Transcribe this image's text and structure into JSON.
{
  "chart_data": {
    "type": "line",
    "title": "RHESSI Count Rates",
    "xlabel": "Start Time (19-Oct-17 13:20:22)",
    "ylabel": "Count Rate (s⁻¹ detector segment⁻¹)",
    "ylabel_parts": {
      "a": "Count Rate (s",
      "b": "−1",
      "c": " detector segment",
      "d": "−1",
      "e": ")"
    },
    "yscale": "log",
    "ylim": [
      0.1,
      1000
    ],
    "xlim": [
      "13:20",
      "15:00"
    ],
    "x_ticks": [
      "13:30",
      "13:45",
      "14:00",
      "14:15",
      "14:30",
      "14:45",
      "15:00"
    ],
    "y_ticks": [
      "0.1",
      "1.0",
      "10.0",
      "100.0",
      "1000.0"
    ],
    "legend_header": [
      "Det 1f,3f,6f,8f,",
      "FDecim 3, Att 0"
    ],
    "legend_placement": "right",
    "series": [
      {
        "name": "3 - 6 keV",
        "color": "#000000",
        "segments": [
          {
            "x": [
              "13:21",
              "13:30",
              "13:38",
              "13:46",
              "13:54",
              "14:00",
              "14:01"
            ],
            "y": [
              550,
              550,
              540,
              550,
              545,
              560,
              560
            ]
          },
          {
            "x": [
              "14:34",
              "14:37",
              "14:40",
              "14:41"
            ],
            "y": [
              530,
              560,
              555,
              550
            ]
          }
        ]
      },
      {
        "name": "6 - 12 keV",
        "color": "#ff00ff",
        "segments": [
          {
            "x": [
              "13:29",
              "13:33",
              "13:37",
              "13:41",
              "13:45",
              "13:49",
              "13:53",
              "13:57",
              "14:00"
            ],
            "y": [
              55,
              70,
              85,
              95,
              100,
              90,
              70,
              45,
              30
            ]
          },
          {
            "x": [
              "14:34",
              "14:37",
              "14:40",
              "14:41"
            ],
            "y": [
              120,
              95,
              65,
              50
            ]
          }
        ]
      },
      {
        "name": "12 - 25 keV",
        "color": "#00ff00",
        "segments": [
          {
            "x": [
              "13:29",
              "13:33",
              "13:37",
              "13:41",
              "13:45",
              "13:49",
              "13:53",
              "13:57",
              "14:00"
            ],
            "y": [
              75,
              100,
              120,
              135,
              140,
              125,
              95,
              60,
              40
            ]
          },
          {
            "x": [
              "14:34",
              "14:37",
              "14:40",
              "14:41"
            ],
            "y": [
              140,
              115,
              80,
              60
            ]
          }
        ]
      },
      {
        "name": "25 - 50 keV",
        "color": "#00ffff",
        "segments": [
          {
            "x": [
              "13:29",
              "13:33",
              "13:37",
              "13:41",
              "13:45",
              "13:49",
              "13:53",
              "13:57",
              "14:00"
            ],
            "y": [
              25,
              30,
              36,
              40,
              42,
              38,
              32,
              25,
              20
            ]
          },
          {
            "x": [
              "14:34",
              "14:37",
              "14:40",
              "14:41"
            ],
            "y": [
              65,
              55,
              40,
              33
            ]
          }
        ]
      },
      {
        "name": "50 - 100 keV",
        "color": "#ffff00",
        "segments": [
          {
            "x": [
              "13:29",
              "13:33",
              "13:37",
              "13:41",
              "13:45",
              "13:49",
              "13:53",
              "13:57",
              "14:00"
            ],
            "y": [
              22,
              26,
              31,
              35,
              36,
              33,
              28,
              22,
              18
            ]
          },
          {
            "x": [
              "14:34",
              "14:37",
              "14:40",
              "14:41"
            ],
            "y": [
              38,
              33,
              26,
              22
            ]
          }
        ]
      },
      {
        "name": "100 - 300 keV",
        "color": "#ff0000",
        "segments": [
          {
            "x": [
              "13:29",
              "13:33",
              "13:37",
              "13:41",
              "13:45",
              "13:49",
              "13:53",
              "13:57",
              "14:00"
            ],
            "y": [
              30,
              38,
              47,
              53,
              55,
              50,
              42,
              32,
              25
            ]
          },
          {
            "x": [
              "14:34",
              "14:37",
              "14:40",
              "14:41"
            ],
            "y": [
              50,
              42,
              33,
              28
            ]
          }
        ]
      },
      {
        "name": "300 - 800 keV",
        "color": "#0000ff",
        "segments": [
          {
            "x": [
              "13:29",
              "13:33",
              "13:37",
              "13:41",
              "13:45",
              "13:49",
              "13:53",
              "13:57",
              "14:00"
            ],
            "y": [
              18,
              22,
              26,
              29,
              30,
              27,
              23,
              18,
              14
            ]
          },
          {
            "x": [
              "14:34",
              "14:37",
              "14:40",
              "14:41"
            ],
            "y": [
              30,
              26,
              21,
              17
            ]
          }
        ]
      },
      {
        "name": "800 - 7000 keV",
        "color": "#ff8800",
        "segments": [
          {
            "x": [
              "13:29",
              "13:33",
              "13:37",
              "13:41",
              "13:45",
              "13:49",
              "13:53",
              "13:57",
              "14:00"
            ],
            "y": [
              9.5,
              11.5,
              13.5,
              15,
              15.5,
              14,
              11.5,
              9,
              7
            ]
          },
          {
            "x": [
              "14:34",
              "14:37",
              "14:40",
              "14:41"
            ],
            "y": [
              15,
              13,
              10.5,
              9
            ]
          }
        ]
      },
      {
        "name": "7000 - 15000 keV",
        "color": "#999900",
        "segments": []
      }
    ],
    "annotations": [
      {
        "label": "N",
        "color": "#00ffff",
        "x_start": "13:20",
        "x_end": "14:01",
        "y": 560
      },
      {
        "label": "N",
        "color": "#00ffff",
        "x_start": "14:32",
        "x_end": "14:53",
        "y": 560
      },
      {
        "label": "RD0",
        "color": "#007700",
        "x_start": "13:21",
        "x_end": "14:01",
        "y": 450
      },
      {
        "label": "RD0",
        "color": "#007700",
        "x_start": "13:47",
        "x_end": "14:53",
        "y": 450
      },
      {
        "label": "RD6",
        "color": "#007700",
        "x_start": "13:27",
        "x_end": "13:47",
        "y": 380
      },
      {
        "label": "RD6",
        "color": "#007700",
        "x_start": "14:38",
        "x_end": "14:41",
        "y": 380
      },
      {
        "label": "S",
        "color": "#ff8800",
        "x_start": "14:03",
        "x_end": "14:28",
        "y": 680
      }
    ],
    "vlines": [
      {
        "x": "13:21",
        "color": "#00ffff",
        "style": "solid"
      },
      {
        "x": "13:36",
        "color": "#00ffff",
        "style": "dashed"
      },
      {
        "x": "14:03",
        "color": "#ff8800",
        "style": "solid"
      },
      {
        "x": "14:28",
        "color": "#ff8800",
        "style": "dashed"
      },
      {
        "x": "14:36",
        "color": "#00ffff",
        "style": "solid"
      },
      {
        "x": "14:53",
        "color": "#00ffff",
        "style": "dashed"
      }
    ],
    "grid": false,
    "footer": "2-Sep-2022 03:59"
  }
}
****************
▸ **GIVEN EXERCISE**:
The whole listing above needs to be written out again exactly.

▸ **WORKED ANSWER**:
Transcribe this image's text and structure into JSON.
{
  "chart_data": {
    "type": "line",
    "title": "RHESSI Count Rates",
    "xlabel": "Start Time (19-Oct-17 13:20:22)",
    "ylabel": "Count Rate (s⁻¹ detector segment⁻¹)",
    "ylabel_parts": {
      "a": "Count Rate (s",
      "b": "−1",
      "c": " detector segment",
      "d": "−1",
      "e": ")"
    },
    "yscale": "log",
    "ylim": [
      0.1,
      1000
    ],
    "xlim": [
      "13:20",
      "15:00"
    ],
    "x_ticks": [
      "13:30",
      "13:45",
      "14:00",
      "14:15",
      "14:30",
      "14:45",
      "15:00"
    ],
    "y_ticks": [
      "0.1",
      "1.0",
      "10.0",
      "100.0",
      "1000.0"
    ],
    "legend_header": [
      "Det 1f,3f,6f,8f,",
      "FDecim 3, Att 0"
    ],
    "legend_placement": "right",
    "series": [
      {
        "name": "3 - 6 keV",
        "color": "#000000",
        "segments": [
          {
            "x": [
              "13:21",
              "13:30",
              "13:38",
              "13:46",
              "13:54",
              "14:00",
              "14:01"
            ],
            "y": [
              550,
              550,
              540,
              550,
              545,
              560,
              560
            ]
          },
          {
            "x": [
              "14:34",
              "14:37",
              "14:40",
              "14:41"
            ],
            "y": [
              530,
              560,
              555,
              550
            ]
          }
        ]
      },
      {
        "name": "6 - 12 keV",
        "color": "#ff00ff",
        "segments": [
          {
            "x": [
              "13:29",
              "13:33",
              "13:37",
              "13:41",
              "13:45",
              "13:49",
              "13:53",
              "13:57",
              "14:00"
            ],
            "y": [
              55,
              70,
              85,
              95,
              100,
              90,
              70,
              45,
              30
            ]
          },
          {
            "x": [
              "14:34",
              "14:37",
              "14:40",
              "14:41"
            ],
            "y": [
              120,
              95,
              65,
              50
            ]
          }
        ]
      },
      {
        "name": "12 - 25 keV",
        "color": "#00ff00",
        "segments": [
          {
            "x": [
              "13:29",
              "13:33",
              "13:37",
              "13:41",
              "13:45",
              "13:49",
              "13:53",
              "13:57",
              "14:00"
            ],
            "y": [
              75,
              100,
              120,
              135,
              140,
              125,
              95,
              60,
              40
            ]
          },
          {
            "x": [
              "14:34",
              "14:37",
              "14:40",
              "14:41"
            ],
            "y": [
              140,
              115,
              80,
              60
            ]
          }
        ]
      },
      {
        "name": "25 - 50 keV",
        "color": "#00ffff",
        "segments": [
          {
            "x": [
              "13:29",
              "13:33",
              "13:37",
              "13:41",
              "13:45",
              "13:49",
              "13:53",
              "13:57",
              "14:00"
            ],
            "y": [
              25,
              30,
              36,
              40,
              42,
              38,
              32,
              25,
              20
            ]
          },
          {
            "x": [
              "14:34",
              "14:37",
              "14:40",
              "14:41"
            ],
            "y": [
              65,
              55,
              40,
              33
            ]
          }
        ]
      },
      {
        "name": "50 - 100 keV",
        "color": "#ffff00",
        "segments": [
          {
            "x": [
              "13:29",
              "13:33",
              "13:37",
              "13:41",
              "13:45",
              "13:49",
              "13:53",
              "13:57",
              "14:00"
            ],
            "y": [
              22,
              26,
              31,
              35,
              36,
              33,
              28,
              22,
              18
            ]
          },
          {
            "x": [
              "14:34",
              "14:37",
              "14:40",
              "14:41"
            ],
            "y": [
              38,
              33,
              26,
              22
            ]
          }
        ]
      },
      {
        "name": "100 - 300 keV",
        "color": "#ff0000",
        "segments": [
          {
            "x": [
              "13:29",
              "13:33",
              "13:37",
              "13:41",
              "13:45",
              "13:49",
              "13:53",
              "13:57",
              "14:00"
            ],
            "y": [
              30,
              38,
              47,
              53,
              55,
              50,
              42,
              32,
              25
            ]
          },
          {
            "x": [
              "14:34",
              "14:37",
              "14:40",
              "14:41"
            ],
            "y": [
              50,
              42,
              33,
              28
            ]
          }
        ]
      },
      {
        "name": "300 - 800 keV",
        "color": "#0000ff",
        "segments": [
          {
            "x": [
              "13:29",
              "13:33",
              "13:37",
              "13:41",
              "13:45",
              "13:49",
              "13:53",
              "13:57",
              "14:00"
            ],
            "y": [
              18,
              22,
              26,
              29,
              30,
              27,
              23,
              18,
              14
            ]
          },
          {
            "x": [
              "14:34",
              "14:37",
              "14:40",
              "14:41"
            ],
            "y": [
              30,
              26,
              21,
              17
            ]
          }
        ]
      },
      {
        "name": "800 - 7000 keV",
        "color": "#ff8800",
        "segments": [
          {
            "x": [
              "13:29",
              "13:33",
              "13:37",
              "13:41",
              "13:45",
              "13:49",
              "13:53",
              "13:57",
              "14:00"
            ],
            "y": [
              9.5,
              11.5,
              13.5,
              15,
              15.5,
              14,
              11.5,
              9,
              7
            ]
          },
          {
            "x": [
              "14:34",
              "14:37",
              "14:40",
              "14:41"
            ],
            "y": [
              15,
              13,
              10.5,
              9
            ]
          }
        ]
      },
      {
        "name": "7000 - 15000 keV",
        "color": "#999900",
        "segments": []
      }
    ],
    "annotations": [
      {
        "label": "N",
        "color": "#00ffff",
        "x_start": "13:20",
        "x_end": "14:01",
        "y": 560
      },
      {
        "label": "N",
        "color": "#00ffff",
        "x_start": "14:32",
        "x_end": "14:53",
        "y": 560
      },
      {
        "label": "RD0",
        "color": "#007700",
        "x_start": "13:21",
        "x_end": "14:01",
        "y": 450
      },
      {
        "label": "RD0",
        "color": "#007700",
        "x_start": "13:47",
        "x_end": "14:53",
        "y": 450
      },
      {
        "label": "RD6",
        "color": "#007700",
        "x_start": "13:27",
        "x_end": "13:47",
        "y": 380
      },
      {
        "label": "RD6",
        "color": "#007700",
        "x_start": "14:38",
        "x_end": "14:41",
        "y": 380
      },
      {
        "label": "S",
        "color": "#ff8800",
        "x_start": "14:03",
        "x_end": "14:28",
        "y": 680
      }
    ],
    "vlines": [
      {
        "x": "13:21",
        "color": "#00ffff",
        "style": "solid"
      },
      {
        "x": "13:36",
        "color": "#00ffff",
        "style": "dashed"
      },
      {
        "x": "14:03",
        "color": "#ff8800",
        "style": "solid"
      },
      {
        "x": "14:28",
        "color": "#ff8800",
        "style": "dashed"
      },
      {
        "x": "14:36",
        "color": "#00ffff",
        "style": "solid"
      },
      {
        "x": "14:53",
        "color": "#00ffff",
        "style": "dashed"
      }
    ],
    "grid": false,
    "footer": "2-Sep-2022 03:59"
  }
}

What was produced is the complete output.